____ RAW RECORDS

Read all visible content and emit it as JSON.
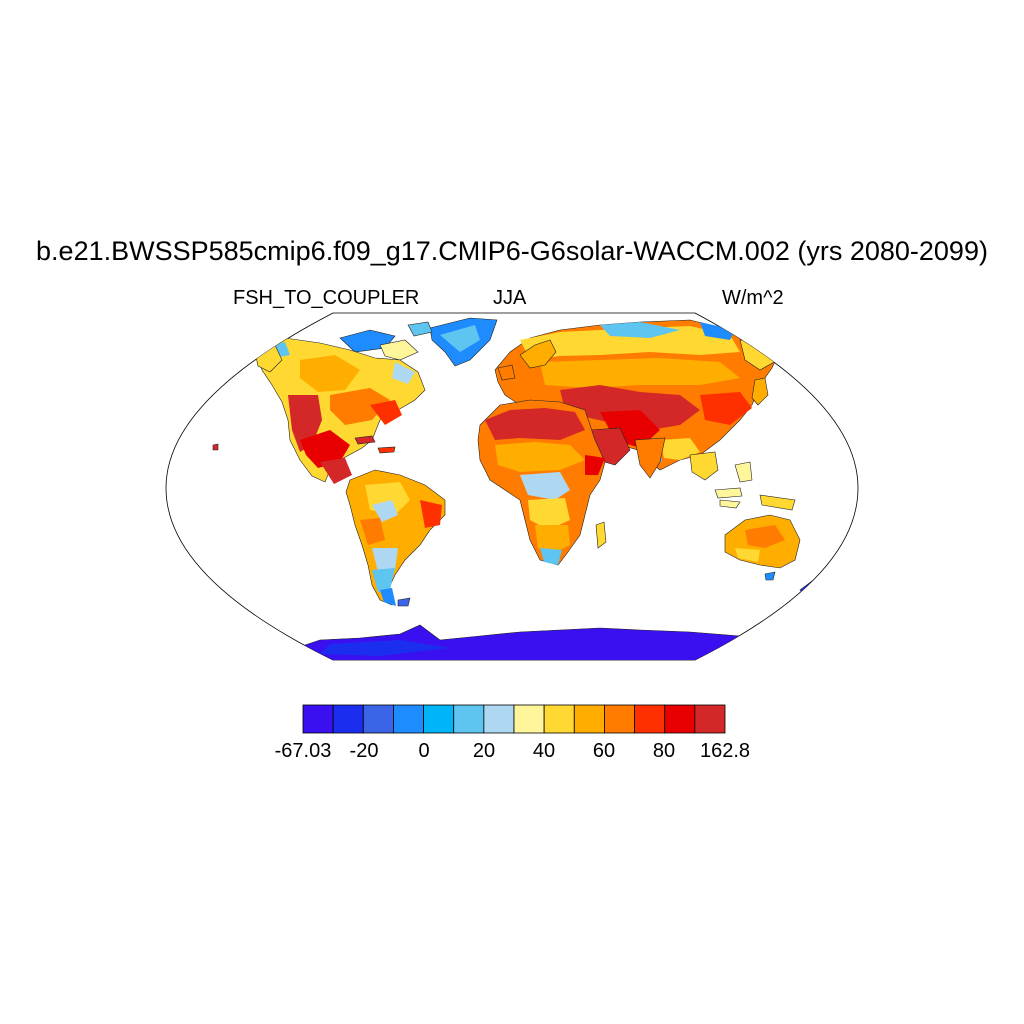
{
  "title": "b.e21.BWSSP585cmip6.f09_g17.CMIP6-G6solar-WACCM.002 (yrs 2080-2099)",
  "variable": "FSH_TO_COUPLER",
  "season": "JJA",
  "units": "W/m^2",
  "colorbar": {
    "labels": [
      "-67.03",
      "-20",
      "0",
      "20",
      "40",
      "60",
      "80",
      "162.8"
    ],
    "colors": [
      "#3a10f0",
      "#1b2ef0",
      "#3c64e6",
      "#1e8cff",
      "#00b4f8",
      "#5ec4f0",
      "#aed8f2",
      "#fff59a",
      "#ffd832",
      "#ffae00",
      "#ff7c00",
      "#ff3000",
      "#e80000",
      "#d42828"
    ]
  },
  "map": {
    "projection": "Robinson",
    "ocean_color": "#ffffff",
    "land_color_hot": "#d42828",
    "land_color_cold": "#3a10f0"
  }
}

________

# SHORT TASK
Make an exact copy of all entries above, dropping the images.

# THE ANSWER
Read all visible content and emit it as JSON.
{
  "title": "b.e21.BWSSP585cmip6.f09_g17.CMIP6-G6solar-WACCM.002 (yrs 2080-2099)",
  "variable": "FSH_TO_COUPLER",
  "season": "JJA",
  "units": "W/m^2",
  "colorbar": {
    "labels": [
      "-67.03",
      "-20",
      "0",
      "20",
      "40",
      "60",
      "80",
      "162.8"
    ],
    "colors": [
      "#3a10f0",
      "#1b2ef0",
      "#3c64e6",
      "#1e8cff",
      "#00b4f8",
      "#5ec4f0",
      "#aed8f2",
      "#fff59a",
      "#ffd832",
      "#ffae00",
      "#ff7c00",
      "#ff3000",
      "#e80000",
      "#d42828"
    ]
  },
  "map": {
    "projection": "Robinson",
    "ocean_color": "#ffffff",
    "land_color_hot": "#d42828",
    "land_color_cold": "#3a10f0"
  }
}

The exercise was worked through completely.